> [SUPPLIED PASSAGE]:
Bethlehem is six miles south of Jerusalem. The magi had come to Jerusalem looking for this king, expecting the king to be there; maybe even in the palace itself, because Jerusalem was the center of hope and possibility and power: it was Zion and that was where any new king would rule. It was exactly the right place to go – the seat of power – to look for a new ruler; except it wasn’t – they were wrong. They were off by six miles; just six miles – but in theological terms, those six miles could not be more significant, not to mention difficult to traverse.

The story of Epiphany is the story of these two human communities: Jerusalem, with its great pretentions, and powerful rulers, and Bethlehem, with its modest promise of a ruler that would shepherd, not exercise power over, the people. Jerusalem was the center of Jewish power – Bethlehem was a place of hurting and humble people. After Christmas, Epiphany offers us a choice…a major life choice. We can choose a “return to normalcy” where we look to the seats of power and majesty for our salvation. Or we can choose an alternative that comes in innocence and a hope that confounds our usual expectations. We can receive life given in vulnerability.

What would it mean for us to travel that six miles like the magi so willing did? Where is our seat of power – our Jerusalem – and where can we find Bethlehem where God is intensely, personally active – and where God is calling us to go? Bethlehem may be thousands of miles from here – but like the six miles between Jerusalem and Bethlehem, it may be right in our back yard and we just haven’t traveled the six blocks to find God at work there. There are multiple worlds right here in Grinnell, multiple realities, and they are as different from one another as Bethlehem was from Jerusalem. And though blocks apart, the psychic, theological distance between those worlds is both large and hard to travel.

One reason the six miles is hard to travel is that we may be getting bogus directions. We’re listening to Isaiah 60 with all its grand promises and a God who sets things right once the people remember their covenant and pull themselves up by their bootstraps. We are often told that anyone can make it if they just try hard enough, make the right decisions, take responsibility for their lives. But that is a view from Jerusalem the world in which we move and the place we look to for our worldview most of the time.

(Records held in a dataset)

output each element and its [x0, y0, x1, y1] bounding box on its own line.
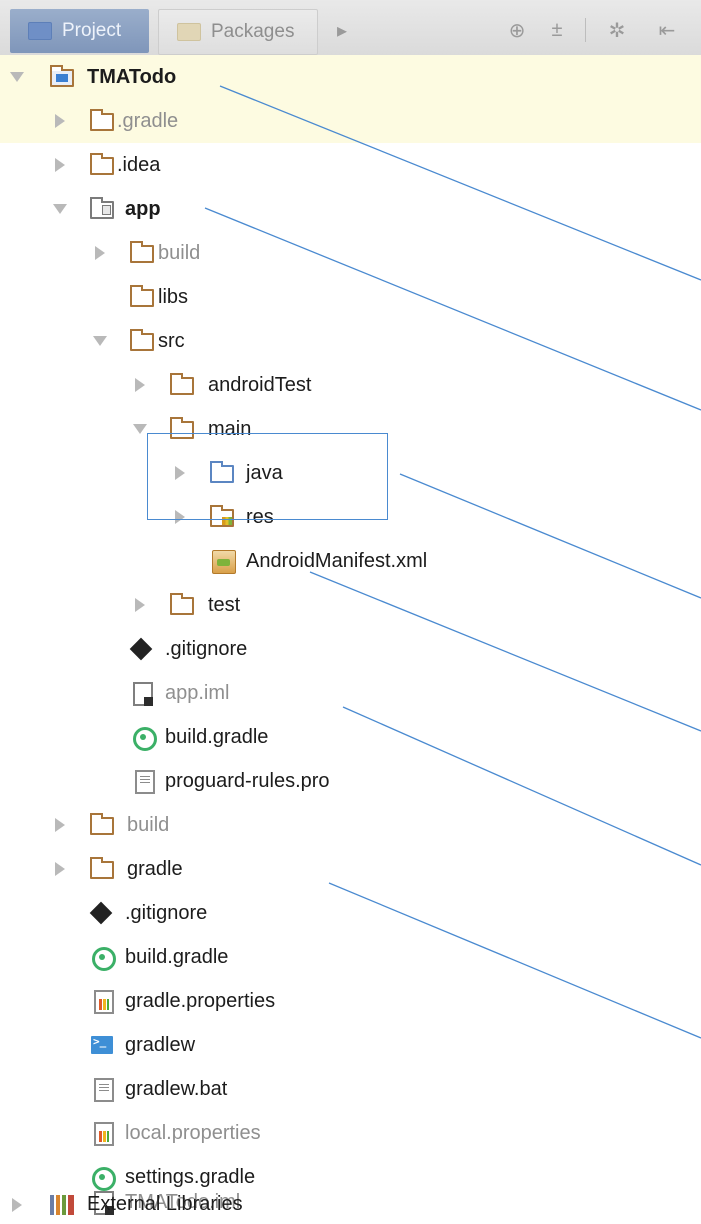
- tree-row-root[interactable]: TMATodo: [0, 55, 701, 99]
- folder-icon: [130, 329, 154, 351]
- tab-project[interactable]: Project: [10, 9, 149, 53]
- folder-icon: [90, 109, 114, 131]
- libraries-icon: [50, 1195, 74, 1215]
- tree-row-local-properties[interactable]: local.properties: [0, 1111, 701, 1155]
- tree-label: TMATodo: [87, 65, 177, 88]
- collapse-icon[interactable]: ±: [545, 18, 569, 42]
- folder-icon: [90, 857, 114, 879]
- collapse-arrow-icon[interactable]: [135, 598, 145, 612]
- tree-row-external-libraries[interactable]: External Libraries: [0, 1186, 701, 1224]
- tree-row-manifest[interactable]: AndroidManifest.xml: [0, 539, 701, 583]
- tree-row-build-dir[interactable]: build: [0, 803, 701, 847]
- tab-project-label: Project: [62, 20, 122, 41]
- more-arrow-icon[interactable]: ▸: [330, 18, 354, 42]
- git-icon: [89, 901, 113, 925]
- toolbar-divider: [585, 18, 586, 42]
- project-folder-icon: [50, 65, 74, 87]
- tree-label: gradle.properties: [125, 989, 276, 1012]
- tree-label: AndroidManifest.xml: [246, 549, 428, 572]
- folder-icon: [90, 153, 114, 175]
- git-icon: [129, 637, 153, 661]
- tree-row-gradle-dir[interactable]: .gradle: [0, 99, 701, 143]
- tree-label: External Libraries: [87, 1193, 243, 1215]
- gradle-icon: [133, 727, 157, 751]
- module-folder-icon: [90, 197, 114, 219]
- tree-row-gradle-properties[interactable]: gradle.properties: [0, 979, 701, 1023]
- gradle-icon: [92, 947, 116, 971]
- properties-file-icon: [94, 1122, 114, 1146]
- collapse-arrow-icon[interactable]: [12, 1198, 22, 1212]
- collapse-arrow-icon[interactable]: [55, 862, 65, 876]
- tree-row-app-build[interactable]: build: [0, 231, 701, 275]
- tree-label: libs: [158, 285, 189, 308]
- tab-packages-label: Packages: [211, 21, 295, 42]
- tree-row-libs[interactable]: libs: [0, 275, 701, 319]
- tree-label: .gitignore: [125, 901, 208, 924]
- tree-label: proguard-rules.pro: [165, 769, 330, 792]
- tree-row-proguard[interactable]: proguard-rules.pro: [0, 759, 701, 803]
- tree-label: .gitignore: [165, 637, 248, 660]
- expand-arrow-icon[interactable]: [53, 204, 67, 214]
- tree-row-app-gitignore[interactable]: .gitignore: [0, 627, 701, 671]
- tree-label: app: [125, 197, 161, 220]
- gear-icon[interactable]: ✲: [605, 18, 629, 42]
- project-icon: [28, 22, 52, 40]
- folder-icon: [170, 373, 194, 395]
- hide-icon[interactable]: ⇤: [655, 18, 679, 42]
- collapse-arrow-icon[interactable]: [55, 158, 65, 172]
- manifest-icon: [212, 550, 236, 574]
- tree-row-gitignore[interactable]: .gitignore: [0, 891, 701, 935]
- tab-packages[interactable]: Packages: [158, 9, 318, 55]
- properties-file-icon: [94, 990, 114, 1014]
- tree-label: gradlew.bat: [125, 1077, 228, 1100]
- tree-row-build-gradle[interactable]: build.gradle: [0, 935, 701, 979]
- tree-label: build: [127, 813, 170, 836]
- expand-arrow-icon[interactable]: [10, 72, 24, 82]
- tree-label: build.gradle: [125, 945, 229, 968]
- tree-row-app[interactable]: app: [0, 187, 701, 231]
- tree-label: .gradle: [117, 109, 179, 132]
- tree-row-android-test[interactable]: androidTest: [0, 363, 701, 407]
- text-file-icon: [135, 770, 155, 794]
- tree-row-test[interactable]: test: [0, 583, 701, 627]
- collapse-arrow-icon[interactable]: [55, 114, 65, 128]
- expand-arrow-icon[interactable]: [93, 336, 107, 346]
- tree-label: test: [208, 593, 241, 616]
- tree-label: app.iml: [165, 681, 230, 704]
- tree-label: .idea: [117, 153, 161, 176]
- tree-row-idea-dir[interactable]: .idea: [0, 143, 701, 187]
- collapse-arrow-icon[interactable]: [95, 246, 105, 260]
- collapse-arrow-icon[interactable]: [135, 378, 145, 392]
- tree-label: build: [158, 241, 201, 264]
- tree-label: androidTest: [208, 373, 312, 396]
- tree-label: build.gradle: [165, 725, 269, 748]
- tree-row-gradlew[interactable]: gradlew: [0, 1023, 701, 1067]
- folder-icon: [170, 593, 194, 615]
- expand-arrow-icon[interactable]: [133, 424, 147, 434]
- shell-script-icon: [91, 1035, 113, 1054]
- tree-label: src: [158, 329, 185, 352]
- folder-icon: [90, 813, 114, 835]
- tree-row-gradle-dir-2[interactable]: gradle: [0, 847, 701, 891]
- target-icon[interactable]: ⊕: [505, 18, 529, 42]
- folder-icon: [130, 285, 154, 307]
- tree-row-src[interactable]: src: [0, 319, 701, 363]
- folder-icon: [130, 241, 154, 263]
- tree-label: local.properties: [125, 1121, 261, 1144]
- tree-label: gradlew: [125, 1033, 196, 1056]
- text-file-icon: [94, 1078, 114, 1102]
- tree-row-app-build-gradle[interactable]: build.gradle: [0, 715, 701, 759]
- highlight-box: [147, 433, 388, 520]
- tree-label: gradle: [127, 857, 183, 880]
- tree-row-app-iml[interactable]: app.iml: [0, 671, 701, 715]
- collapse-arrow-icon[interactable]: [55, 818, 65, 832]
- module-file-icon: [133, 682, 153, 706]
- tree-row-gradlew-bat[interactable]: gradlew.bat: [0, 1067, 701, 1111]
- tool-window-header: Project Packages ▸ ⊕ ± ✲ ⇤: [0, 0, 701, 61]
- packages-icon: [177, 23, 201, 41]
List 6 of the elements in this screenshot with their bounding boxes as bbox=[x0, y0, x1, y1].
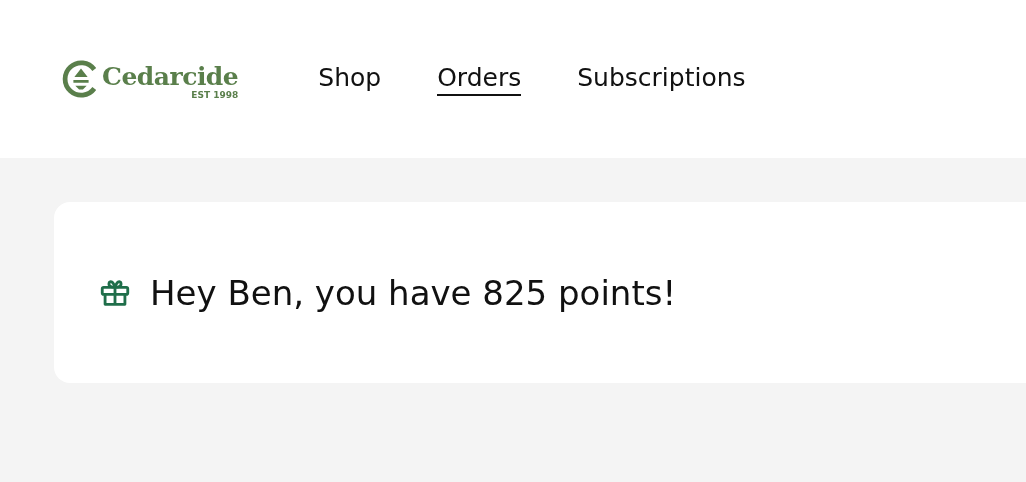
nav-link[interactable]: Orders bbox=[437, 62, 522, 96]
logo-tagline: EST 1998 bbox=[191, 90, 239, 100]
nav-link[interactable]: Shop bbox=[318, 62, 382, 96]
points-message: Hey Ben, you have 825 points! bbox=[150, 272, 677, 313]
nav-link[interactable]: Subscriptions bbox=[577, 62, 746, 96]
logo-wordmark[interactable]: Cedarcide bbox=[102, 64, 239, 90]
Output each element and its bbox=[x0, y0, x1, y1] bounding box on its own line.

> [EXERCISE GOAL]:
Do these statements agree with the Epiphany passage? Answer yes or no for each and quote the words that decide it. 1. Bethlehem lies six miles south of Jerusalem. 2. The magi went to Bethlehem first to look for the king. 3. Grinnell is described as holding more than one world. Work only from the Epiphany passage.

> [WRITTEN ANSWER]:
1. Yes: "Bethlehem is six miles south of Jerusalem."
2. No: "The magi had come to Jerusalem looking for this king"
3. Yes: "There are multiple worlds right here in Grinnell, multiple realities"